## Aim
The entries below should be output exactly as written.

+--

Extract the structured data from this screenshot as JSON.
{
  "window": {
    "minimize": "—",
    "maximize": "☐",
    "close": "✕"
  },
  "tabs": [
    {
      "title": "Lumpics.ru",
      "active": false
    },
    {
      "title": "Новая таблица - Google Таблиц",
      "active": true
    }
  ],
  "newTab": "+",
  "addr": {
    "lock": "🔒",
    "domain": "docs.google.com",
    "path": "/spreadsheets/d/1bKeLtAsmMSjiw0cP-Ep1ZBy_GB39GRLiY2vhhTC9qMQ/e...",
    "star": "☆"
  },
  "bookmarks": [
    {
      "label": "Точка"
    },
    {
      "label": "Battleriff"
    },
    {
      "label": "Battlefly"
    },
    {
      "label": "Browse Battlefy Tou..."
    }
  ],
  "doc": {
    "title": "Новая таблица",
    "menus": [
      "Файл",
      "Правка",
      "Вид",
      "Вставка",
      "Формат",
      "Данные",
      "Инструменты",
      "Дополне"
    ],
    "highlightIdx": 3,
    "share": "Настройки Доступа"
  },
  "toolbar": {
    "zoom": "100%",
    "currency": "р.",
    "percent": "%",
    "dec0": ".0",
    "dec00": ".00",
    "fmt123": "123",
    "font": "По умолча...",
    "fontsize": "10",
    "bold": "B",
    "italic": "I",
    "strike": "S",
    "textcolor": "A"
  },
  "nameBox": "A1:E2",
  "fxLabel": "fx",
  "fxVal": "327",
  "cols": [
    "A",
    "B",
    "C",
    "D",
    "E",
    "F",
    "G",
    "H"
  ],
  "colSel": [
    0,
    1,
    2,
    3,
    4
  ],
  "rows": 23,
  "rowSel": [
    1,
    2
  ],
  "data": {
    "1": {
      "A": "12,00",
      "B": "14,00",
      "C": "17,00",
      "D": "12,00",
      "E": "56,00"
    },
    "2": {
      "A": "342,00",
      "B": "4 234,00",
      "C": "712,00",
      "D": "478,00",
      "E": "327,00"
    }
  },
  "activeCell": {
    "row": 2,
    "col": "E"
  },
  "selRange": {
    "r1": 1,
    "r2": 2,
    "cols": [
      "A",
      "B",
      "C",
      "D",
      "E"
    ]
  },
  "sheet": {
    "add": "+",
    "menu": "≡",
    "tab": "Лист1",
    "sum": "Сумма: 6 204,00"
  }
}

+--

## Written solution
Extract the structured data from this screenshot as JSON.
{
  "window": {
    "minimize": "—",
    "maximize": "☐",
    "close": "✕"
  },
  "tabs": [
    {
      "title": "Lumpics.ru",
      "active": false
    },
    {
      "title": "Новая таблица - Google Таблиц",
      "active": true
    }
  ],
  "newTab": "+",
  "addr": {
    "lock": "🔒",
    "domain": "docs.google.com",
    "path": "/spreadsheets/d/1bKeLtAsmMSjiw0cP-Ep1ZBy_GB39GRLiY2vhhTC9qMQ/e...",
    "star": "☆"
  },
  "bookmarks": [
    {
      "label": "Точка"
    },
    {
      "label": "Battleriff"
    },
    {
      "label": "Battlefly"
    },
    {
      "label": "Browse Battlefy Tou..."
    }
  ],
  "doc": {
    "title": "Новая таблица",
    "menus": [
      "Файл",
      "Правка",
      "Вид",
      "Вставка",
      "Формат",
      "Данные",
      "Инструменты",
      "Дополне"
    ],
    "highlightIdx": 3,
    "share": "Настройки Доступа"
  },
  "toolbar": {
    "zoom": "100%",
    "currency": "р.",
    "percent": "%",
    "dec0": ".0",
    "dec00": ".00",
    "fmt123": "123",
    "font": "По умолча...",
    "fontsize": "10",
    "bold": "B",
    "italic": "I",
    "strike": "S",
    "textcolor": "A"
  },
  "nameBox": "A1:E2",
  "fxLabel": "fx",
  "fxVal": "327",
  "cols": [
    "A",
    "B",
    "C",
    "D",
    "E",
    "F",
    "G",
    "H"
  ],
  "colSel": [
    0,
    1,
    2,
    3,
    4
  ],
  "rows": 23,
  "rowSel": [
    1,
    2
  ],
  "data": {
    "1": {
      "A": "12,00",
      "B": "14,00",
      "C": "17,00",
      "D": "12,00",
      "E": "56,00"
    },
    "2": {
      "A": "342,00",
      "B": "4 234,00",
      "C": "712,00",
      "D": "478,00",
      "E": "327,00"
    }
  },
  "activeCell": {
    "row": 2,
    "col": "E"
  },
  "selRange": {
    "r1": 1,
    "r2": 2,
    "cols": [
      "A",
      "B",
      "C",
      "D",
      "E"
    ]
  },
  "sheet": {
    "add": "+",
    "menu": "≡",
    "tab": "Лист1",
    "sum": "Сумма: 6 204,00"
  }
}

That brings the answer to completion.